-- Begin --
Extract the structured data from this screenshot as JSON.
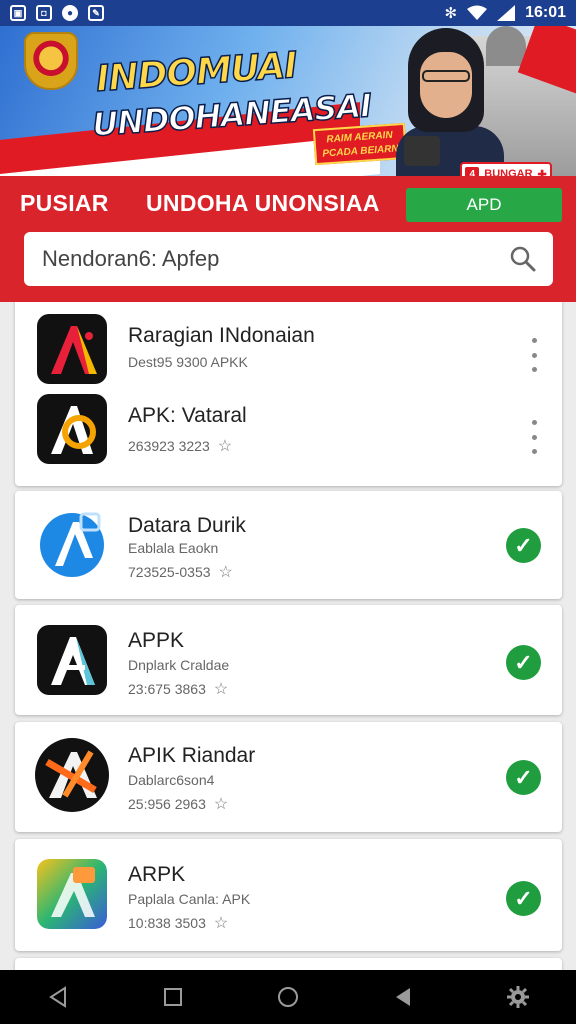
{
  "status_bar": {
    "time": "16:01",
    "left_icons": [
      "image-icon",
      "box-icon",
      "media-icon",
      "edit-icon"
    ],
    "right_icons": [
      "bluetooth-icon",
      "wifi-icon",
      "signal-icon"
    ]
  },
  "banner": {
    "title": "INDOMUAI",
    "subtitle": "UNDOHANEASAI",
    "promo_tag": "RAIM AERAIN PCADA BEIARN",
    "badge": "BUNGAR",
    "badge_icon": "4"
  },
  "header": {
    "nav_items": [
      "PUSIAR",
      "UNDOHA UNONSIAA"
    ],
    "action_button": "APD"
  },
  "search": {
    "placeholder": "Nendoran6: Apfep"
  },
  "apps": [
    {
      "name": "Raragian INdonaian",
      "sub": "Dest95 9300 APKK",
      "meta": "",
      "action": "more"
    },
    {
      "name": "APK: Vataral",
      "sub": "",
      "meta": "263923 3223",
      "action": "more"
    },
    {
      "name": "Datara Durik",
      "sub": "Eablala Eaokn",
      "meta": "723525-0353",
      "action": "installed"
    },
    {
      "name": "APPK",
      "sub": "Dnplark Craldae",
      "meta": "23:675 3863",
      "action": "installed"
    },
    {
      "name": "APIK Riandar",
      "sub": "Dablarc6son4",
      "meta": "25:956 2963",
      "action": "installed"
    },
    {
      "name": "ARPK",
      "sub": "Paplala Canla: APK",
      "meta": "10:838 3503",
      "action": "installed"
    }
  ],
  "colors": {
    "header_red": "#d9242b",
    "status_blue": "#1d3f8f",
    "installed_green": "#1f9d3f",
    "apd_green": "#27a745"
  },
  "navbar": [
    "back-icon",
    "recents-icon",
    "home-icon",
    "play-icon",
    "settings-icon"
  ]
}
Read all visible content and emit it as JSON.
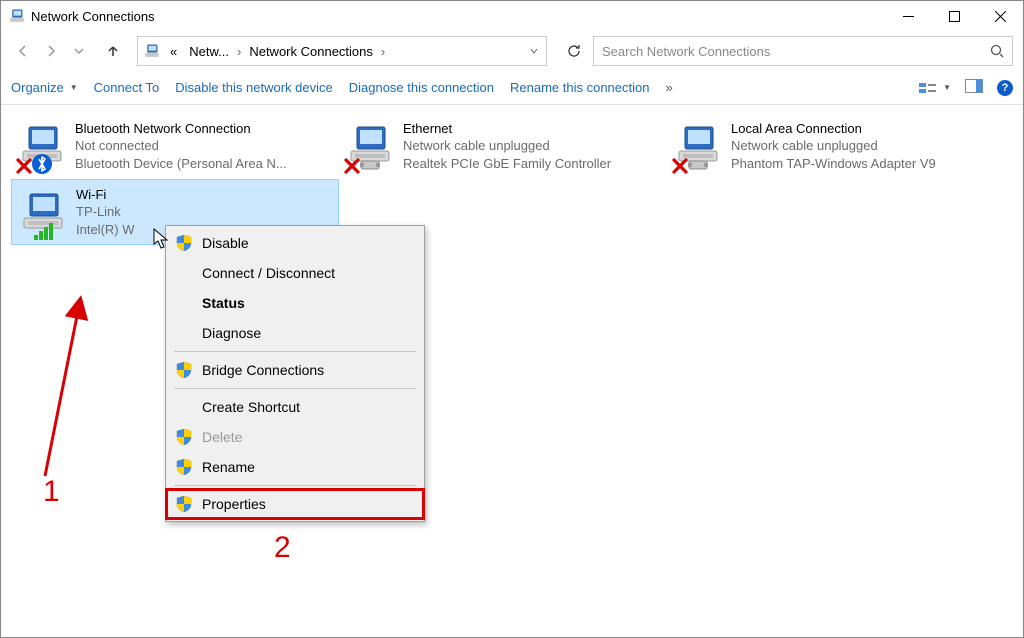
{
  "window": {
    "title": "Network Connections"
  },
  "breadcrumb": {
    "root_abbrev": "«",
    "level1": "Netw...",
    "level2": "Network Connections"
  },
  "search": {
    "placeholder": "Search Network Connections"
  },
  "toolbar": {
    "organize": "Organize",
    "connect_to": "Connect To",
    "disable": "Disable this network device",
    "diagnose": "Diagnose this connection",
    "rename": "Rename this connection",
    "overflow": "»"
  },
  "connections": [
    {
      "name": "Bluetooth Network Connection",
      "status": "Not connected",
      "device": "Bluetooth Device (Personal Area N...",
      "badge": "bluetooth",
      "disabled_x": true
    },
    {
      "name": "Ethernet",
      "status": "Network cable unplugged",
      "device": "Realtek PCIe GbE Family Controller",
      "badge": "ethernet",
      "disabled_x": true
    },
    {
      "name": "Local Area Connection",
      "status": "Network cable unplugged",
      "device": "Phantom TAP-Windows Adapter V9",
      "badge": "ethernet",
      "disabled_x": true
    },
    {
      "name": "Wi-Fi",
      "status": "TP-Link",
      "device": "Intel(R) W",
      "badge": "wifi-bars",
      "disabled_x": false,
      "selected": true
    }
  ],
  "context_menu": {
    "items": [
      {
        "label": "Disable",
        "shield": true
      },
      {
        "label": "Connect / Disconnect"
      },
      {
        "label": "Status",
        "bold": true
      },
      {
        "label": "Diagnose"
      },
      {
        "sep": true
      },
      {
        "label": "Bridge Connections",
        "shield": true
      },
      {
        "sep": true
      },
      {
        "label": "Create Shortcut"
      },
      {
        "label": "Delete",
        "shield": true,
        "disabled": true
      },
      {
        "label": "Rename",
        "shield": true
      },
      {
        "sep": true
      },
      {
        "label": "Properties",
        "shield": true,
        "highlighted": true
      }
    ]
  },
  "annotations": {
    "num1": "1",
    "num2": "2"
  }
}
-- End --
Make a verbatim copy of all the entries and strip out the pictures.

Extract the structured data from this screenshot as JSON.
{
  "status_bar": {
    "time": "16:01",
    "left_icons": [
      "image-icon",
      "box-icon",
      "media-icon",
      "edit-icon"
    ],
    "right_icons": [
      "bluetooth-icon",
      "wifi-icon",
      "signal-icon"
    ]
  },
  "banner": {
    "title": "INDOMUAI",
    "subtitle": "UNDOHANEASAI",
    "promo_tag": "RAIM AERAIN PCADA BEIARN",
    "badge": "BUNGAR",
    "badge_icon": "4"
  },
  "header": {
    "nav_items": [
      "PUSIAR",
      "UNDOHA UNONSIAA"
    ],
    "action_button": "APD"
  },
  "search": {
    "placeholder": "Nendoran6: Apfep"
  },
  "apps": [
    {
      "name": "Raragian INdonaian",
      "sub": "Dest95 9300 APKK",
      "meta": "",
      "action": "more"
    },
    {
      "name": "APK: Vataral",
      "sub": "",
      "meta": "263923 3223",
      "action": "more"
    },
    {
      "name": "Datara Durik",
      "sub": "Eablala Eaokn",
      "meta": "723525-0353",
      "action": "installed"
    },
    {
      "name": "APPK",
      "sub": "Dnplark Craldae",
      "meta": "23:675 3863",
      "action": "installed"
    },
    {
      "name": "APIK Riandar",
      "sub": "Dablarc6son4",
      "meta": "25:956 2963",
      "action": "installed"
    },
    {
      "name": "ARPK",
      "sub": "Paplala Canla: APK",
      "meta": "10:838 3503",
      "action": "installed"
    }
  ],
  "colors": {
    "header_red": "#d9242b",
    "status_blue": "#1d3f8f",
    "installed_green": "#1f9d3f",
    "apd_green": "#27a745"
  },
  "navbar": [
    "back-icon",
    "recents-icon",
    "home-icon",
    "play-icon",
    "settings-icon"
  ]
}
Read all visible content and emit it as JSON.
{
  "window": {
    "title": "Network Connections"
  },
  "breadcrumb": {
    "root_abbrev": "«",
    "level1": "Netw...",
    "level2": "Network Connections"
  },
  "search": {
    "placeholder": "Search Network Connections"
  },
  "toolbar": {
    "organize": "Organize",
    "connect_to": "Connect To",
    "disable": "Disable this network device",
    "diagnose": "Diagnose this connection",
    "rename": "Rename this connection",
    "overflow": "»"
  },
  "connections": [
    {
      "name": "Bluetooth Network Connection",
      "status": "Not connected",
      "device": "Bluetooth Device (Personal Area N...",
      "badge": "bluetooth",
      "disabled_x": true
    },
    {
      "name": "Ethernet",
      "status": "Network cable unplugged",
      "device": "Realtek PCIe GbE Family Controller",
      "badge": "ethernet",
      "disabled_x": true
    },
    {
      "name": "Local Area Connection",
      "status": "Network cable unplugged",
      "device": "Phantom TAP-Windows Adapter V9",
      "badge": "ethernet",
      "disabled_x": true
    },
    {
      "name": "Wi-Fi",
      "status": "TP-Link",
      "device": "Intel(R) W",
      "badge": "wifi-bars",
      "disabled_x": false,
      "selected": true
    }
  ],
  "context_menu": {
    "items": [
      {
        "label": "Disable",
        "shield": true
      },
      {
        "label": "Connect / Disconnect"
      },
      {
        "label": "Status",
        "bold": true
      },
      {
        "label": "Diagnose"
      },
      {
        "sep": true
      },
      {
        "label": "Bridge Connections",
        "shield": true
      },
      {
        "sep": true
      },
      {
        "label": "Create Shortcut"
      },
      {
        "label": "Delete",
        "shield": true,
        "disabled": true
      },
      {
        "label": "Rename",
        "shield": true
      },
      {
        "sep": true
      },
      {
        "label": "Properties",
        "shield": true,
        "highlighted": true
      }
    ]
  },
  "annotations": {
    "num1": "1",
    "num2": "2"
  }
}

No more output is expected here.